— START Listed entries —
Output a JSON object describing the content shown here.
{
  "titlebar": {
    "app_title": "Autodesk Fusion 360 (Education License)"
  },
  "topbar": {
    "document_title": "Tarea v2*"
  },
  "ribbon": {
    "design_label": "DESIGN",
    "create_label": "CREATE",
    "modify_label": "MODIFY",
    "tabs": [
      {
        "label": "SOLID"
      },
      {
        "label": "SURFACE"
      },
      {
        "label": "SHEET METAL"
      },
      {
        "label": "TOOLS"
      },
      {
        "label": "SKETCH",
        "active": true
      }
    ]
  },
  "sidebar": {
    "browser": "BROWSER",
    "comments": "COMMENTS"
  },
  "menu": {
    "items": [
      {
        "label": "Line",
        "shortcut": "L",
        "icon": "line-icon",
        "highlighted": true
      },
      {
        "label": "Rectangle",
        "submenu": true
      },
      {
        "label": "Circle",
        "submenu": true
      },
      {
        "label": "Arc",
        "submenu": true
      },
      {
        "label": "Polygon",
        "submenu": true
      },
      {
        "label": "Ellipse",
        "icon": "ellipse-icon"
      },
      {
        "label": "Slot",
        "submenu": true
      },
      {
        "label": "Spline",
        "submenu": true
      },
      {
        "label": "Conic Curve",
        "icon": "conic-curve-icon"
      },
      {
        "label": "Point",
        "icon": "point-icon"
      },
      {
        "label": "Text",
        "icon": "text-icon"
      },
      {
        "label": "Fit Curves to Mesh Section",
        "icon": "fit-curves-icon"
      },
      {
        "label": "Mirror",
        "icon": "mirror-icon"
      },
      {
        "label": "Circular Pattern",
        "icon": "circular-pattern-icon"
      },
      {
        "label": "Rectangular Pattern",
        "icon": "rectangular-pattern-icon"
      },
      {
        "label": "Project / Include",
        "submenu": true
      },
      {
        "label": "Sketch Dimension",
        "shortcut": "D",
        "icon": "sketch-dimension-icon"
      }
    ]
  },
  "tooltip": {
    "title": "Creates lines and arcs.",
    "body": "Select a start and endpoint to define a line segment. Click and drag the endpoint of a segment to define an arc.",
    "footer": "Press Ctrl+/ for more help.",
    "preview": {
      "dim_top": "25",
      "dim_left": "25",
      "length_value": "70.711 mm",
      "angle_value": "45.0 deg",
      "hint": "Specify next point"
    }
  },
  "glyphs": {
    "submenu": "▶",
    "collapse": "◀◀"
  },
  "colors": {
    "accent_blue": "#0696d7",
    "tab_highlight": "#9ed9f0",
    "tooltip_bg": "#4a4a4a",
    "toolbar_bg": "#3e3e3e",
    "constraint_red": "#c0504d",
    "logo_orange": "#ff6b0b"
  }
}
— END Listed entries —
What you need to do |
Repeat all the records. Match each line exactly.

Task output |
Output a JSON object describing the content shown here.
{
  "titlebar": {
    "app_title": "Autodesk Fusion 360 (Education License)"
  },
  "topbar": {
    "document_title": "Tarea v2*"
  },
  "ribbon": {
    "design_label": "DESIGN",
    "create_label": "CREATE",
    "modify_label": "MODIFY",
    "tabs": [
      {
        "label": "SOLID"
      },
      {
        "label": "SURFACE"
      },
      {
        "label": "SHEET METAL"
      },
      {
        "label": "TOOLS"
      },
      {
        "label": "SKETCH",
        "active": true
      }
    ]
  },
  "sidebar": {
    "browser": "BROWSER",
    "comments": "COMMENTS"
  },
  "menu": {
    "items": [
      {
        "label": "Line",
        "shortcut": "L",
        "icon": "line-icon",
        "highlighted": true
      },
      {
        "label": "Rectangle",
        "submenu": true
      },
      {
        "label": "Circle",
        "submenu": true
      },
      {
        "label": "Arc",
        "submenu": true
      },
      {
        "label": "Polygon",
        "submenu": true
      },
      {
        "label": "Ellipse",
        "icon": "ellipse-icon"
      },
      {
        "label": "Slot",
        "submenu": true
      },
      {
        "label": "Spline",
        "submenu": true
      },
      {
        "label": "Conic Curve",
        "icon": "conic-curve-icon"
      },
      {
        "label": "Point",
        "icon": "point-icon"
      },
      {
        "label": "Text",
        "icon": "text-icon"
      },
      {
        "label": "Fit Curves to Mesh Section",
        "icon": "fit-curves-icon"
      },
      {
        "label": "Mirror",
        "icon": "mirror-icon"
      },
      {
        "label": "Circular Pattern",
        "icon": "circular-pattern-icon"
      },
      {
        "label": "Rectangular Pattern",
        "icon": "rectangular-pattern-icon"
      },
      {
        "label": "Project / Include",
        "submenu": true
      },
      {
        "label": "Sketch Dimension",
        "shortcut": "D",
        "icon": "sketch-dimension-icon"
      }
    ]
  },
  "tooltip": {
    "title": "Creates lines and arcs.",
    "body": "Select a start and endpoint to define a line segment. Click and drag the endpoint of a segment to define an arc.",
    "footer": "Press Ctrl+/ for more help.",
    "preview": {
      "dim_top": "25",
      "dim_left": "25",
      "length_value": "70.711 mm",
      "angle_value": "45.0 deg",
      "hint": "Specify next point"
    }
  },
  "glyphs": {
    "submenu": "▶",
    "collapse": "◀◀"
  },
  "colors": {
    "accent_blue": "#0696d7",
    "tab_highlight": "#9ed9f0",
    "tooltip_bg": "#4a4a4a",
    "toolbar_bg": "#3e3e3e",
    "constraint_red": "#c0504d",
    "logo_orange": "#ff6b0b"
  }
}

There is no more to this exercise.